— MATERIAL FOR THIS EXERCISE —
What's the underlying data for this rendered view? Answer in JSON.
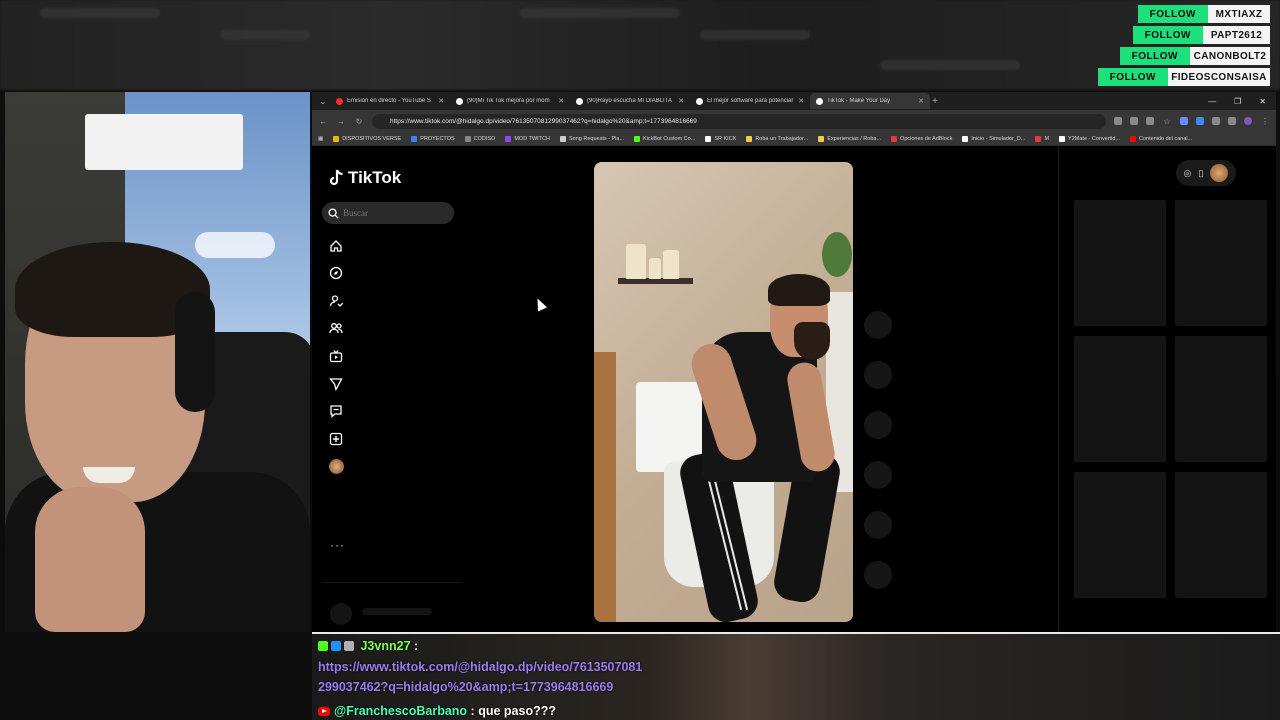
{
  "follows": [
    {
      "action": "FOLLOW",
      "name": "MXTIAXZ"
    },
    {
      "action": "FOLLOW",
      "name": "PAPT2612"
    },
    {
      "action": "FOLLOW",
      "name": "CANONBOLT2"
    },
    {
      "action": "FOLLOW",
      "name": "FIDEOSCONSAISA"
    }
  ],
  "browser": {
    "tabs": [
      {
        "title": "Emisión en directo - YouTube S",
        "favicon_color": "#ff2a2a"
      },
      {
        "title": "(90)Mi Tik Tok mejora por mom",
        "favicon_color": "#ffffff"
      },
      {
        "title": "(90)Rayo escucha MI DIABLITA",
        "favicon_color": "#ffffff"
      },
      {
        "title": "El mejor software para potenciar",
        "favicon_color": "#ffffff"
      },
      {
        "title": "TikTok - Make Your Day",
        "favicon_color": "#ffffff"
      }
    ],
    "new_tab": "+",
    "url": "https://www.tiktok.com/@hidalgo.dp/video/7613507081299037462?q=hidalgo%20&amp;t=1773964816669",
    "bookmarks": [
      {
        "label": "DISPOSITIVOS VERSE",
        "color": "#f0b400"
      },
      {
        "label": "PROYECTOS",
        "color": "#3b82f6"
      },
      {
        "label": "CODISO",
        "color": "#888888"
      },
      {
        "label": "MOD TWITCH",
        "color": "#9146ff"
      },
      {
        "label": "Song Requests - Pla...",
        "color": "#cccccc"
      },
      {
        "label": "KickBot Custom Co...",
        "color": "#53fc18"
      },
      {
        "label": "SR KICK",
        "color": "#ffffff"
      },
      {
        "label": "Roba un Trabajador...",
        "color": "#f7c948"
      },
      {
        "label": "Experiencias / Roba...",
        "color": "#f7c948"
      },
      {
        "label": "Opciones de AdBlock",
        "color": "#e53935"
      },
      {
        "label": "Inicio - Simulador_D...",
        "color": "#ffffff"
      },
      {
        "label": "M",
        "color": "#e53935"
      },
      {
        "label": "Y2Mate - Convertid...",
        "color": "#ffffff"
      },
      {
        "label": "Contenido del canal...",
        "color": "#ff0000"
      }
    ]
  },
  "tiktok": {
    "logo": "TikTok",
    "search_placeholder": "Buscar",
    "more": "···",
    "nav_icons": [
      "home-icon",
      "explore-icon",
      "following-icon",
      "friends-icon",
      "live-icon",
      "messages-send-icon",
      "inbox-icon",
      "upload-icon",
      "profile-avatar"
    ]
  },
  "chat": [
    {
      "user": "J3vnn27",
      "sep": ":",
      "message": "https://www.tiktok.com/@hidalgo.dp/video/7613507081",
      "message2": "299037462?q=hidalgo%20&amp;t=1773964816669",
      "badges": [
        "#53fc18",
        "#1e90ff",
        "#b0b0b0"
      ]
    },
    {
      "user": "@FranchescoBarbano",
      "sep": ":",
      "message": "que paso???",
      "platform": "youtube"
    }
  ]
}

— PROBLEM TO SOLVE —
Look through the lines above and collect those with the word "name".

— THE RESPONSE —
      "name": "MXTIAXZ"
      "name": "PAPT2612"
      "name": "CANONBOLT2"
      "name": "FIDEOSCONSAISA"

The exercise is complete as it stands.